## START Extracted material

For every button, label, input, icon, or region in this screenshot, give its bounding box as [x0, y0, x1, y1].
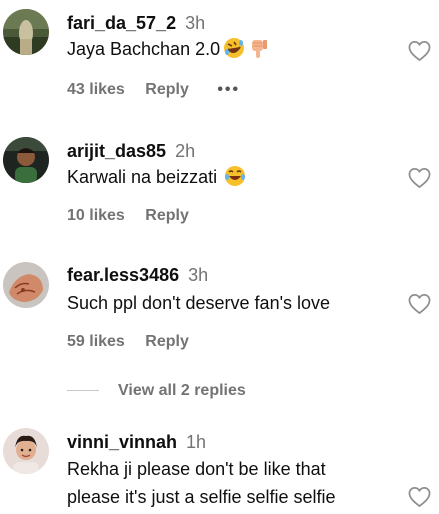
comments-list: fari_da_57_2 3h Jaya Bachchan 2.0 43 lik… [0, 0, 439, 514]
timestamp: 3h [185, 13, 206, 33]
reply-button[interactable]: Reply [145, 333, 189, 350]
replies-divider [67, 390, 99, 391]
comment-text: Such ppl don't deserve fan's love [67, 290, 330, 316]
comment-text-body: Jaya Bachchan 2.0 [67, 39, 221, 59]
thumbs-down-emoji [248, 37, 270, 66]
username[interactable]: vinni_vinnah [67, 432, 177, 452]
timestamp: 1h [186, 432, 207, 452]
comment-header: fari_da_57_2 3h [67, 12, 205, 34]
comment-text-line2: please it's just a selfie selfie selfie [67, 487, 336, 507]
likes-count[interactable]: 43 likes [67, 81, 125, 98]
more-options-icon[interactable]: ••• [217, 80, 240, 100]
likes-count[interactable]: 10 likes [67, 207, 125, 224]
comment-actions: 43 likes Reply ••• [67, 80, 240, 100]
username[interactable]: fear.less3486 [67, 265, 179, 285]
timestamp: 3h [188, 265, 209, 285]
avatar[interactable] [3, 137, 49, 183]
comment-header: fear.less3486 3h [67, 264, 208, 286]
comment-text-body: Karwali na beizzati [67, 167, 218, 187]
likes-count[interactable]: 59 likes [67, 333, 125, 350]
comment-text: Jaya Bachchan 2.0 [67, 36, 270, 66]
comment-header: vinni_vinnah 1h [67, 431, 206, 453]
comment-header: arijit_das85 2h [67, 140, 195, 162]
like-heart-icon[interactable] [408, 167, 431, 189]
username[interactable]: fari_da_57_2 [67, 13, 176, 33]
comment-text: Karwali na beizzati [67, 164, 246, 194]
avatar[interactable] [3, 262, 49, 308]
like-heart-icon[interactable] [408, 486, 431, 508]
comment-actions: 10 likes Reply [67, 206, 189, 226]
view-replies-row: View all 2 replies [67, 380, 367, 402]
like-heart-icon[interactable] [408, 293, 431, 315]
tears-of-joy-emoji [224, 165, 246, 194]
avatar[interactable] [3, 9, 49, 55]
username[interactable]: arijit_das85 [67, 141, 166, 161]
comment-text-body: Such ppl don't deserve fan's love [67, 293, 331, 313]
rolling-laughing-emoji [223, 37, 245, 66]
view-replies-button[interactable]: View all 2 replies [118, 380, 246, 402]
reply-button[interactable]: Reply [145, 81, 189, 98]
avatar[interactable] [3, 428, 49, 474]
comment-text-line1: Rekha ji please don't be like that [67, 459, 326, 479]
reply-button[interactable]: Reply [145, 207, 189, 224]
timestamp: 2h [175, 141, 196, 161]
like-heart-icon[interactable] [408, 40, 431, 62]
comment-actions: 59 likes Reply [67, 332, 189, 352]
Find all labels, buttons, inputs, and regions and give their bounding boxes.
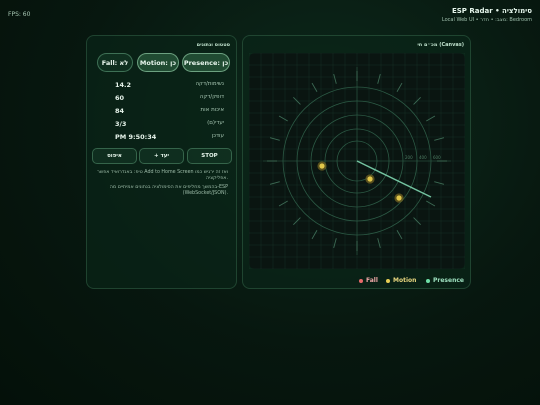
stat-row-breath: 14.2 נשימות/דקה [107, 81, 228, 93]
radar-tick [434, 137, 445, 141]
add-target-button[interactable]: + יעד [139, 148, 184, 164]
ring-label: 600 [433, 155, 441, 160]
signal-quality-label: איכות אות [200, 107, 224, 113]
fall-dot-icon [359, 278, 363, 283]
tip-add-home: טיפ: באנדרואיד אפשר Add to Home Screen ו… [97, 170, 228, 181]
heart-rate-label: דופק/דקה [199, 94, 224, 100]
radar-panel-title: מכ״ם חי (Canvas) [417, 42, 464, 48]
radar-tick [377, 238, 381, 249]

## END Extracted material

_Your objective:_ Filter the items above and copy each line that contains the string "view".

_Worked solution:_
view-replies-row: View all 2 replies [67, 380, 367, 402]
view-replies-button[interactable]: View all 2 replies [118, 380, 246, 402]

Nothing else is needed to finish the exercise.